| PROMPT |
Exactly as written, quote every line that follows, skipping the images.

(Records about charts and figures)
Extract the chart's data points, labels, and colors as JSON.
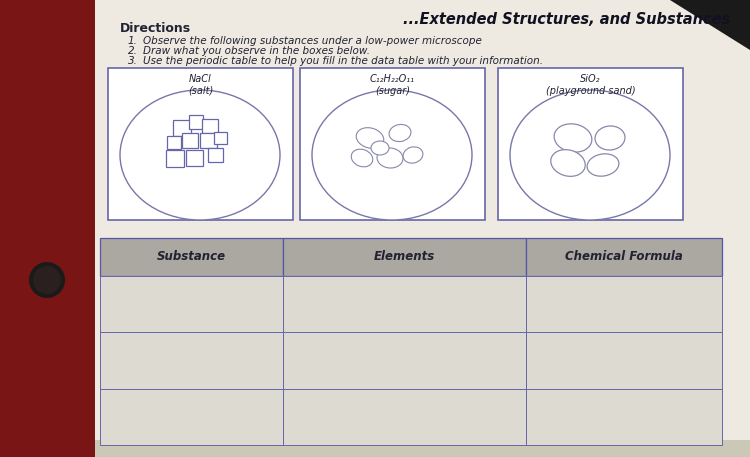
{
  "title": "...Extended Structures, and Substances",
  "directions_title": "Directions",
  "directions": [
    "Observe the following substances under a low-power microscope",
    "Draw what you observe in the boxes below.",
    "Use the periodic table to help you fill in the data table with your information."
  ],
  "substances": [
    {
      "label": "NaCl\n(salt)"
    },
    {
      "label": "C₁₂H₂₂O₁₁\n(sugar)"
    },
    {
      "label": "SiO₂\n(playground sand)"
    }
  ],
  "table_headers": [
    "Substance",
    "Elements",
    "Chemical Formula"
  ],
  "table_rows": 3,
  "bg_color_top": "#c8a090",
  "bg_color": "#c0b8a8",
  "paper_color": "#eeeae2",
  "header_fill": "#b0aaa0",
  "cell_fill": "#e0ddd6",
  "border_color": "#5555aa",
  "text_color": "#222233",
  "dark_red_bg": "#7a1515",
  "title_color": "#111122"
}
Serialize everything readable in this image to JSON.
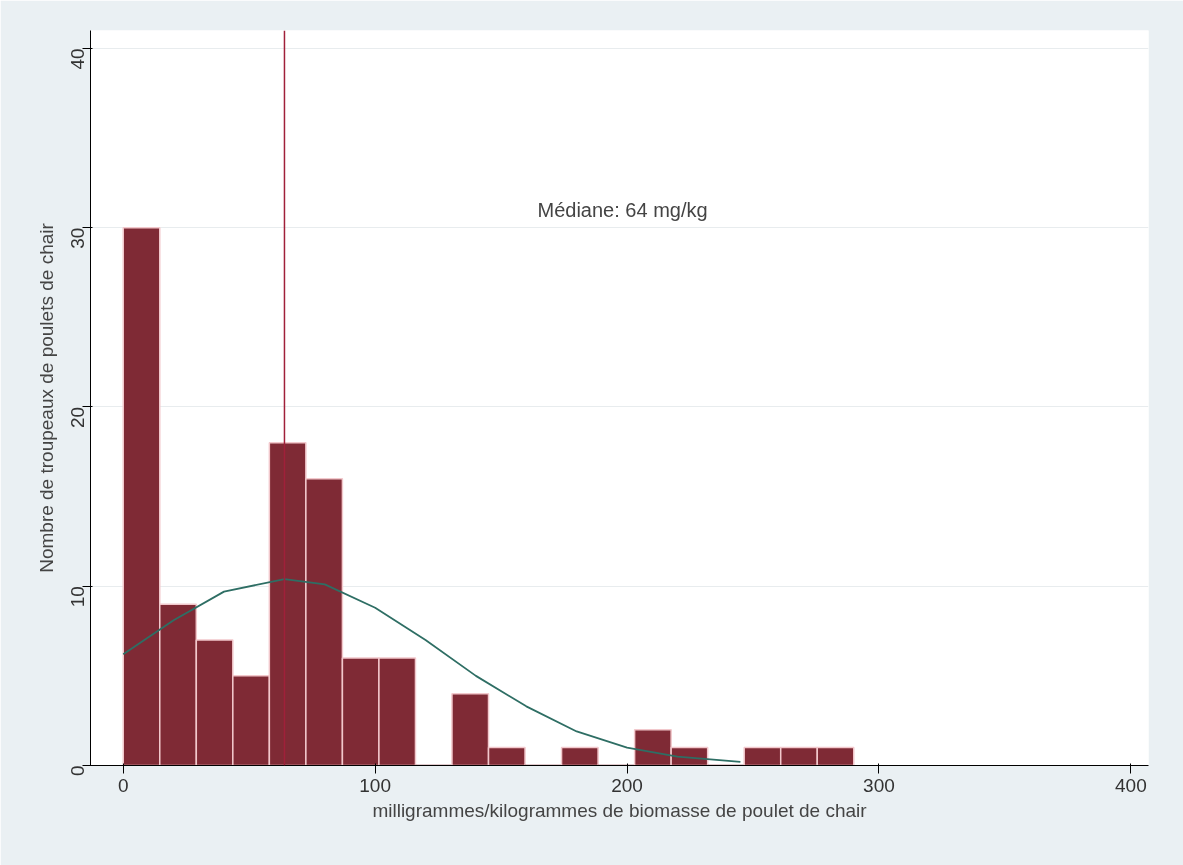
{
  "chart_data": {
    "type": "histogram",
    "xlabel": "milligrammes/kilogrammes de biomasse de poulet de chair",
    "ylabel": "Nombre de troupeaux de poulets de chair",
    "series": [
      {
        "color": "#7f2a35",
        "bins": [
          0,
          14.5,
          29,
          43.5,
          58,
          72.5,
          87,
          101.5,
          116,
          130.5,
          145,
          159.5,
          174,
          188.5,
          203,
          217.5,
          232,
          246.5,
          261,
          275.5,
          290
        ],
        "values": [
          30,
          9,
          7,
          5,
          18,
          16,
          6,
          6,
          0,
          4,
          1,
          0,
          1,
          0,
          2,
          1,
          0,
          1,
          1,
          1
        ]
      },
      {
        "type": "line",
        "color": "#2e6e64",
        "x": [
          0,
          20,
          40,
          64,
          80,
          100,
          120,
          140,
          160,
          180,
          200,
          220,
          245
        ],
        "values": [
          6.2,
          8.1,
          9.7,
          10.4,
          10.1,
          8.8,
          7.0,
          5.0,
          3.3,
          1.9,
          1.0,
          0.5,
          0.2
        ]
      }
    ],
    "ref_lines": [
      {
        "axis": "x",
        "value": 64,
        "label": null,
        "color": "#a0203a"
      }
    ],
    "annotations": [
      "Médiane: 64 mg/kg"
    ],
    "xlim": [
      -13,
      407
    ],
    "ylim": [
      0,
      41
    ],
    "xticks": [
      0,
      100,
      200,
      300,
      400
    ],
    "yticks": [
      0,
      10,
      20,
      30,
      40
    ],
    "grid": "y"
  }
}
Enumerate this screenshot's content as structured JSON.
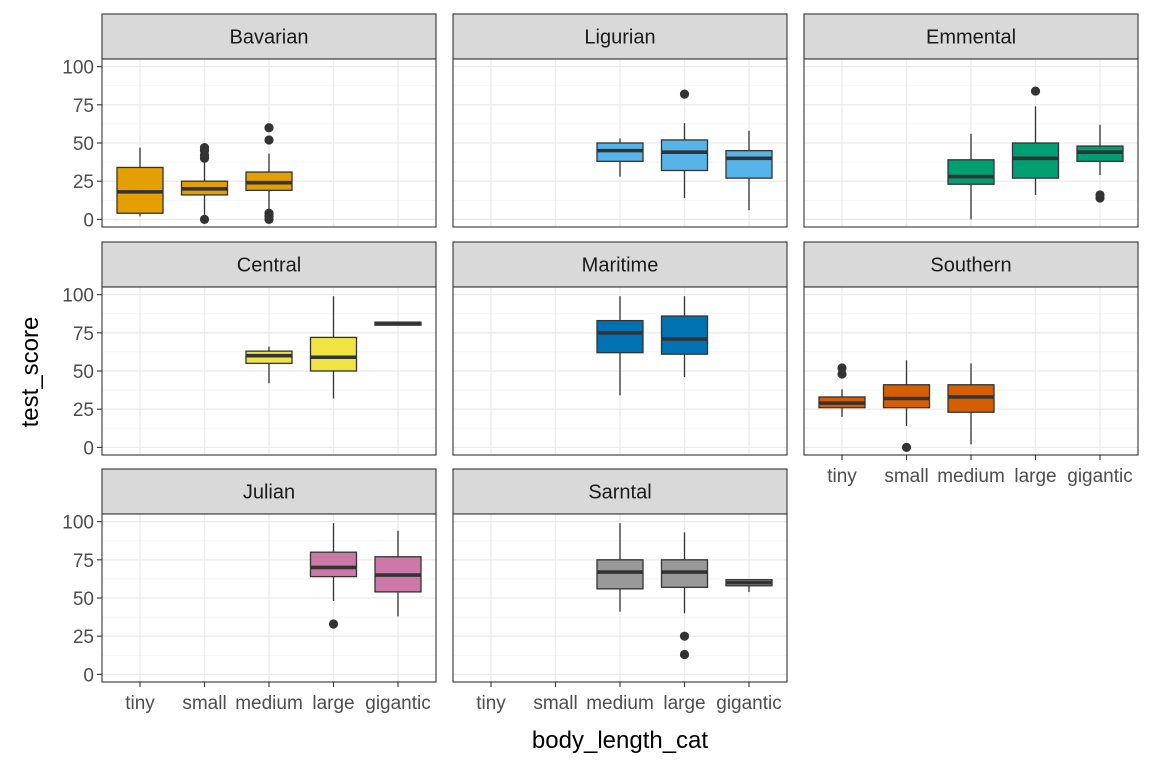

| FINISHED EXERCISE |
Extract the chart's data points, labels, and colors as JSON.
{
  "title": "...Extended Structures, and Substances",
  "directions_title": "Directions",
  "directions": [
    "Observe the following substances under a low-power microscope",
    "Draw what you observe in the boxes below.",
    "Use the periodic table to help you fill in the data table with your information."
  ],
  "substances": [
    {
      "label": "NaCl\n(salt)"
    },
    {
      "label": "C₁₂H₂₂O₁₁\n(sugar)"
    },
    {
      "label": "SiO₂\n(playground sand)"
    }
  ],
  "table_headers": [
    "Substance",
    "Elements",
    "Chemical Formula"
  ],
  "table_rows": 3,
  "bg_color_top": "#c8a090",
  "bg_color": "#c0b8a8",
  "paper_color": "#eeeae2",
  "header_fill": "#b0aaa0",
  "cell_fill": "#e0ddd6",
  "border_color": "#5555aa",
  "text_color": "#222233",
  "dark_red_bg": "#7a1515",
  "title_color": "#111122"
}
Serialize everything readable in this image to JSON.
{
  "chart_data": {
    "type": "histogram",
    "xlabel": "milligrammes/kilogrammes de biomasse de poulet de chair",
    "ylabel": "Nombre de troupeaux de poulets de chair",
    "series": [
      {
        "color": "#7f2a35",
        "bins": [
          0,
          14.5,
          29,
          43.5,
          58,
          72.5,
          87,
          101.5,
          116,
          130.5,
          145,
          159.5,
          174,
          188.5,
          203,
          217.5,
          232,
          246.5,
          261,
          275.5,
          290
        ],
        "values": [
          30,
          9,
          7,
          5,
          18,
          16,
          6,
          6,
          0,
          4,
          1,
          0,
          1,
          0,
          2,
          1,
          0,
          1,
          1,
          1
        ]
      },
      {
        "type": "line",
        "color": "#2e6e64",
        "x": [
          0,
          20,
          40,
          64,
          80,
          100,
          120,
          140,
          160,
          180,
          200,
          220,
          245
        ],
        "values": [
          6.2,
          8.1,
          9.7,
          10.4,
          10.1,
          8.8,
          7.0,
          5.0,
          3.3,
          1.9,
          1.0,
          0.5,
          0.2
        ]
      }
    ],
    "ref_lines": [
      {
        "axis": "x",
        "value": 64,
        "label": null,
        "color": "#a0203a"
      }
    ],
    "annotations": [
      "Médiane: 64 mg/kg"
    ],
    "xlim": [
      -13,
      407
    ],
    "ylim": [
      0,
      41
    ],
    "xticks": [
      0,
      100,
      200,
      300,
      400
    ],
    "yticks": [
      0,
      10,
      20,
      30,
      40
    ],
    "grid": "y"
  }
}
Enumerate this screenshot's content as structured JSON.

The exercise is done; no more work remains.